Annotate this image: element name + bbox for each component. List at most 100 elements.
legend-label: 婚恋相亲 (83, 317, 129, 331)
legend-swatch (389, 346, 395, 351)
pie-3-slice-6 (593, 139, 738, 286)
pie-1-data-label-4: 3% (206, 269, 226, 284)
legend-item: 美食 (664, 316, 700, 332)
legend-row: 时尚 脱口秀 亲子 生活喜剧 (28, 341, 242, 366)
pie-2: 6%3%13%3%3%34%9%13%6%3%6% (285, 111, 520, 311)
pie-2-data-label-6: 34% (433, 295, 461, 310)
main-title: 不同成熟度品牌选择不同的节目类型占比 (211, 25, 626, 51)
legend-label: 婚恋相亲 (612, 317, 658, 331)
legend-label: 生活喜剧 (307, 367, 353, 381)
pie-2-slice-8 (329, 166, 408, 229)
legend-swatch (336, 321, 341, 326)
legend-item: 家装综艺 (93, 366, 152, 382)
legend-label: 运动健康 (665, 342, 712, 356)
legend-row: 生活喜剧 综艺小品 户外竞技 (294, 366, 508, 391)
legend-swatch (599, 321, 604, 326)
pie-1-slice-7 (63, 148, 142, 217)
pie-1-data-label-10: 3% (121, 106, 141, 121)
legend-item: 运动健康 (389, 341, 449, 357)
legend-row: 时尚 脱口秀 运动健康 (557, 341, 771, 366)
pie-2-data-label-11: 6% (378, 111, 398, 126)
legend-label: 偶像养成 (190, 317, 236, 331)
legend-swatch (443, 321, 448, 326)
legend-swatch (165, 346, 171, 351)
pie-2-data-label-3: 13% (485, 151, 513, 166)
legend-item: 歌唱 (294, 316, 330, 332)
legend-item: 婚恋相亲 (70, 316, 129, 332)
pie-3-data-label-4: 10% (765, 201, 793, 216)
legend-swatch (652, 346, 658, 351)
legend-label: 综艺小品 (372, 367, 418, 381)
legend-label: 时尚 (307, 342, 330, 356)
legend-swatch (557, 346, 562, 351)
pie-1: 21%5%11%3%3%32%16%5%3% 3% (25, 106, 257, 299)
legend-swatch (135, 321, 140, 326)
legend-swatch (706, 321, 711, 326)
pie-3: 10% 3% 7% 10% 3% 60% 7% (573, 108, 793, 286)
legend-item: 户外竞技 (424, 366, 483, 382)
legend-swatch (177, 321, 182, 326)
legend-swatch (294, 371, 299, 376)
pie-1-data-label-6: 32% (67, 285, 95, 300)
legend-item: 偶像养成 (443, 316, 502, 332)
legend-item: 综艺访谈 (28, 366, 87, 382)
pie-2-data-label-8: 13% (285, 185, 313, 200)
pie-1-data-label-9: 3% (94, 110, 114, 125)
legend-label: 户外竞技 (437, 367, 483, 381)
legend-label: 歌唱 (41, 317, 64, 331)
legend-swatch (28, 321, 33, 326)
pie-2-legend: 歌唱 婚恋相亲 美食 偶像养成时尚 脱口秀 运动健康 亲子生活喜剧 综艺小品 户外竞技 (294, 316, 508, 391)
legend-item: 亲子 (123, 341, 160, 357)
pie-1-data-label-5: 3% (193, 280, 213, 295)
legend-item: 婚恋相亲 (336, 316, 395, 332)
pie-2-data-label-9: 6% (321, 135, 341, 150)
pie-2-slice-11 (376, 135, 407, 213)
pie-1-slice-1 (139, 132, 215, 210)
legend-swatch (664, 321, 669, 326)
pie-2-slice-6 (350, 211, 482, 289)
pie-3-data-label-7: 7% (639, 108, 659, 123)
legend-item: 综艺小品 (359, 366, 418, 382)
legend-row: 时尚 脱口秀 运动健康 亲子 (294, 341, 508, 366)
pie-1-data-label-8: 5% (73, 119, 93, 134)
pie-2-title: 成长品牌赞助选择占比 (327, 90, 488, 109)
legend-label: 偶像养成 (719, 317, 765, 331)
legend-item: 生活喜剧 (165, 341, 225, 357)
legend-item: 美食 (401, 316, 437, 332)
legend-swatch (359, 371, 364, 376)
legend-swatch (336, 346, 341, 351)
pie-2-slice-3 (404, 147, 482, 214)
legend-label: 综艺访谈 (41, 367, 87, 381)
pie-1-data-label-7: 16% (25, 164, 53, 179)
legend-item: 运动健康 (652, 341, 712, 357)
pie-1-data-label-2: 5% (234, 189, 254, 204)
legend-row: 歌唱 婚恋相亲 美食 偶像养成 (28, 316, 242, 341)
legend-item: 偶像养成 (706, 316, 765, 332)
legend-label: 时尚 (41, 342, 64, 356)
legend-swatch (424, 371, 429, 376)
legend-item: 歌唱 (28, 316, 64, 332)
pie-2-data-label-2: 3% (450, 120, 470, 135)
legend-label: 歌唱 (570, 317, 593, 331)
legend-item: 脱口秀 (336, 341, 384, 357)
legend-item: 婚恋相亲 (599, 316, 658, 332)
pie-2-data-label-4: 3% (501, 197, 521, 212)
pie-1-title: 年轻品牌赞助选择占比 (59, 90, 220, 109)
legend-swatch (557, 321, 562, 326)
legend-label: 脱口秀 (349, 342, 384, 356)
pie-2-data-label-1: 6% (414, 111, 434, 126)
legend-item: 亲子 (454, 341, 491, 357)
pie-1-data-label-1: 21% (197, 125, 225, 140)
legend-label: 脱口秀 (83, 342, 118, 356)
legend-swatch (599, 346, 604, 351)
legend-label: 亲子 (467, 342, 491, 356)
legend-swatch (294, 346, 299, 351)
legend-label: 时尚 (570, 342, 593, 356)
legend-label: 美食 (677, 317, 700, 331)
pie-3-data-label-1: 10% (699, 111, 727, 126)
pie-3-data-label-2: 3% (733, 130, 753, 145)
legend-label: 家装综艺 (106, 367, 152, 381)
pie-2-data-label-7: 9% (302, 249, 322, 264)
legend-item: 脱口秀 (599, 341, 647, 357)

# # # #

Give the lines from the beginning of the data up to and including the line with "pie-1-data-label-4: 3% (206, 269, 226, 284)" as a Markdown table with the columns Row and Text, leaving out blank lines.

=== COMPLETE OUTPUT ===
| Row | Text |
|---|---|
| 1 | Annotate this image: element name + bbox for each component. List at most 100 elements. |
| 2 | legend-label: 婚恋相亲 (83, 317, 129, 331) |
| 3 | legend-swatch (389, 346, 395, 351) |
| 4 | pie-3-slice-6 (593, 139, 738, 286) |
| 5 | pie-1-data-label-4: 3% (206, 269, 226, 284) |